• [What to do]: Show, in full, each line of the data that contains "ágil".

• [Extracted data entries]:
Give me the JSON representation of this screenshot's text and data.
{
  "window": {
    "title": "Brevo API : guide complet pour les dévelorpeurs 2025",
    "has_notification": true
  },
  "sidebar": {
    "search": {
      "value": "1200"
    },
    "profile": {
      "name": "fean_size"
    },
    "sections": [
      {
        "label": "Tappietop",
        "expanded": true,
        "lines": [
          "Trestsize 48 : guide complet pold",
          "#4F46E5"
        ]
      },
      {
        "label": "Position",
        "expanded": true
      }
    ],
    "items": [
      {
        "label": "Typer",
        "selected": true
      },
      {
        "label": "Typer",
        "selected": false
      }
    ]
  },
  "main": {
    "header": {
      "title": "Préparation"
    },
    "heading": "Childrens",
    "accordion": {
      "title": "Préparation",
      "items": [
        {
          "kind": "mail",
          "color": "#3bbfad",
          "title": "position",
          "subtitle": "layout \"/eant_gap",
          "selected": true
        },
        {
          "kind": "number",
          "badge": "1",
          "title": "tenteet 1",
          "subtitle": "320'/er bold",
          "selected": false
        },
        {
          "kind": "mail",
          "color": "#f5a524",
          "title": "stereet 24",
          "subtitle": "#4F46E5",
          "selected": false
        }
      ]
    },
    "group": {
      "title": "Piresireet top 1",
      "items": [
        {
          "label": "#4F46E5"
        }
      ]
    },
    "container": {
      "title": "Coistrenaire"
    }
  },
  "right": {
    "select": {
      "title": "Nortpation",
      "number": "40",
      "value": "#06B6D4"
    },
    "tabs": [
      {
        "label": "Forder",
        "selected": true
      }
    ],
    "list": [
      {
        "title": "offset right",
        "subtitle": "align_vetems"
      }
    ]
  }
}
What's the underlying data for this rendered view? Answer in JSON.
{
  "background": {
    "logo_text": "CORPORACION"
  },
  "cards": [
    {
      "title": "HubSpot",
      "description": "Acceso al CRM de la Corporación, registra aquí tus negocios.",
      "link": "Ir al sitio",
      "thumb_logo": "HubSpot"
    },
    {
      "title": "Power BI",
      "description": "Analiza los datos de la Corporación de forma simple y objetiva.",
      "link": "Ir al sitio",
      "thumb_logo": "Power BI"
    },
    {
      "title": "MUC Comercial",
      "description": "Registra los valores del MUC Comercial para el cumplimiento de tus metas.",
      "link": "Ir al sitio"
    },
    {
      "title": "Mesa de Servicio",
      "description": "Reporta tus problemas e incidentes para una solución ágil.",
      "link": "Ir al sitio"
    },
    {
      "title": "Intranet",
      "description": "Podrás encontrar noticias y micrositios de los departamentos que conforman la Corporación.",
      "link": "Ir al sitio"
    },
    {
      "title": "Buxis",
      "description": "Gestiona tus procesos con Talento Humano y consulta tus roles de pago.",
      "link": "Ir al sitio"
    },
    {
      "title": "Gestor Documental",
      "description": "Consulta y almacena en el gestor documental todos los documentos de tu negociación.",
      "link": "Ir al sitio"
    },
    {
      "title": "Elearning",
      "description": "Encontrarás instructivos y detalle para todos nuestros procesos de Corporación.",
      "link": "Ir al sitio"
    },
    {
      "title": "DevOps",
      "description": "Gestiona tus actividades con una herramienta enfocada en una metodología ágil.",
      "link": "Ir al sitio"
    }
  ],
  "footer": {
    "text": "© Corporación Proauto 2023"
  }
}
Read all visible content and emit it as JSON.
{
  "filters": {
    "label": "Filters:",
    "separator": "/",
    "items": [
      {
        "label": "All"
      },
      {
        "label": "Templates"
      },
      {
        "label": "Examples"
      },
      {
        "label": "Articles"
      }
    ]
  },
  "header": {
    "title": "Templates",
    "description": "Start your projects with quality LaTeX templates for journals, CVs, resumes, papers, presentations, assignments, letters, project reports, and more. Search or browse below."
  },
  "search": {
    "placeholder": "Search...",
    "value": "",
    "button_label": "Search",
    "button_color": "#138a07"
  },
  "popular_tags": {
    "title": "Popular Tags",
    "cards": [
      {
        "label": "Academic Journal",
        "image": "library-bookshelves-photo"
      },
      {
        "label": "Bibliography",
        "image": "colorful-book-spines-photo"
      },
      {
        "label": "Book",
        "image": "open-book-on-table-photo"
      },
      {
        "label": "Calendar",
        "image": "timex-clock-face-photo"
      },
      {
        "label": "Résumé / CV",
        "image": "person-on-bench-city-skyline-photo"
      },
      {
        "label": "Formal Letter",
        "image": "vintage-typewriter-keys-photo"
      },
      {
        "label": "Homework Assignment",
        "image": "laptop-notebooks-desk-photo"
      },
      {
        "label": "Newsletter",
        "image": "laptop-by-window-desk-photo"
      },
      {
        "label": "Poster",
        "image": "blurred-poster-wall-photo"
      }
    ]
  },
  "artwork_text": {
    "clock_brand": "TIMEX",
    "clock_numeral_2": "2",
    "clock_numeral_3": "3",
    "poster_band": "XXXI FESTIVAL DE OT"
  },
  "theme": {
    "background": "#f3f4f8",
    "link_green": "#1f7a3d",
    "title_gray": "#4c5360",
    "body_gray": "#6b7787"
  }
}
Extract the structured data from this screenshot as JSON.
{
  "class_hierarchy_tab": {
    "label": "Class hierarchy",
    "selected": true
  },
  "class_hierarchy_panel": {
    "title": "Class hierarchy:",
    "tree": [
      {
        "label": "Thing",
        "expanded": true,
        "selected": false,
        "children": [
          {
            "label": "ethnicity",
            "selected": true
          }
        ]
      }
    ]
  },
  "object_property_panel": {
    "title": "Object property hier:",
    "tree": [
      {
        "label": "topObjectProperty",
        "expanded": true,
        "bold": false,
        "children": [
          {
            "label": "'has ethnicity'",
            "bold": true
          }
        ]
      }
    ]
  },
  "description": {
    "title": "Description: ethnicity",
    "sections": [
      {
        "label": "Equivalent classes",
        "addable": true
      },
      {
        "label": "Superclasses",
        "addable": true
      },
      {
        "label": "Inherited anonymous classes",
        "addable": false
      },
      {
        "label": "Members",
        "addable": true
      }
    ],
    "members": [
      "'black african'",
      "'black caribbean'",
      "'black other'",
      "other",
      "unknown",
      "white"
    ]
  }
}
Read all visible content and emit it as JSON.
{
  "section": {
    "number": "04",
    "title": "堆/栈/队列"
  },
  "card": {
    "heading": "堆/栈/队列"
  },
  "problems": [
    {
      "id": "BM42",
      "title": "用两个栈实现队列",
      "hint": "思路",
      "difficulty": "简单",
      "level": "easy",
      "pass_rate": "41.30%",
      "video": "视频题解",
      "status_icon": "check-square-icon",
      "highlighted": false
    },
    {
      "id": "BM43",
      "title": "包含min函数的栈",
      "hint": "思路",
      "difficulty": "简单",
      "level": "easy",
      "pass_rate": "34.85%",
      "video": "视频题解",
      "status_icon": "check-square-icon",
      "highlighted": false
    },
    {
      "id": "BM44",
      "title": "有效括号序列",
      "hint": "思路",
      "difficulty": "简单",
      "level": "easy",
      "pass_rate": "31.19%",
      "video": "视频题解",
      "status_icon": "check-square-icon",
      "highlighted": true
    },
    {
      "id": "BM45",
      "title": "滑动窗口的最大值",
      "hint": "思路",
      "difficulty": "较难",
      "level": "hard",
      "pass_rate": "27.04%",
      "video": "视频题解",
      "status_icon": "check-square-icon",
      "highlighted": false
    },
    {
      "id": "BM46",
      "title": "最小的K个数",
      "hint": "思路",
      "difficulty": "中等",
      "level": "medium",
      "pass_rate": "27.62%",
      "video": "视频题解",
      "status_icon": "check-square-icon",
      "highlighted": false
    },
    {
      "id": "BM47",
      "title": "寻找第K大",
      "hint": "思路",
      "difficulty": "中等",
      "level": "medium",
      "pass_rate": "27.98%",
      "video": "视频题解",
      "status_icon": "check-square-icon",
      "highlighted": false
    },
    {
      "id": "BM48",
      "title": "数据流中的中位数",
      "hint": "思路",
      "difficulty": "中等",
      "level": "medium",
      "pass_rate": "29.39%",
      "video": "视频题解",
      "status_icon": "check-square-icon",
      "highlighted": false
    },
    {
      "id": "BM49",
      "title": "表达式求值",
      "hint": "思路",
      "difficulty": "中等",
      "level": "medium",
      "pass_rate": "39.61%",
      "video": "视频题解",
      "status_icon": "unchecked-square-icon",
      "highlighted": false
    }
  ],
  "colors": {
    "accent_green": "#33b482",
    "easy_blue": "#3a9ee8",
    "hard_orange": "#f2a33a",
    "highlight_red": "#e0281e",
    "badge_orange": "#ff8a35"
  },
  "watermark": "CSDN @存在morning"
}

• [Answer for this exercise]:
      "description": "Reporta tus problemas e incidentes para una solución ágil.",
      "description": "Gestiona tus actividades con una herramienta enfocada en una metodología ágil.",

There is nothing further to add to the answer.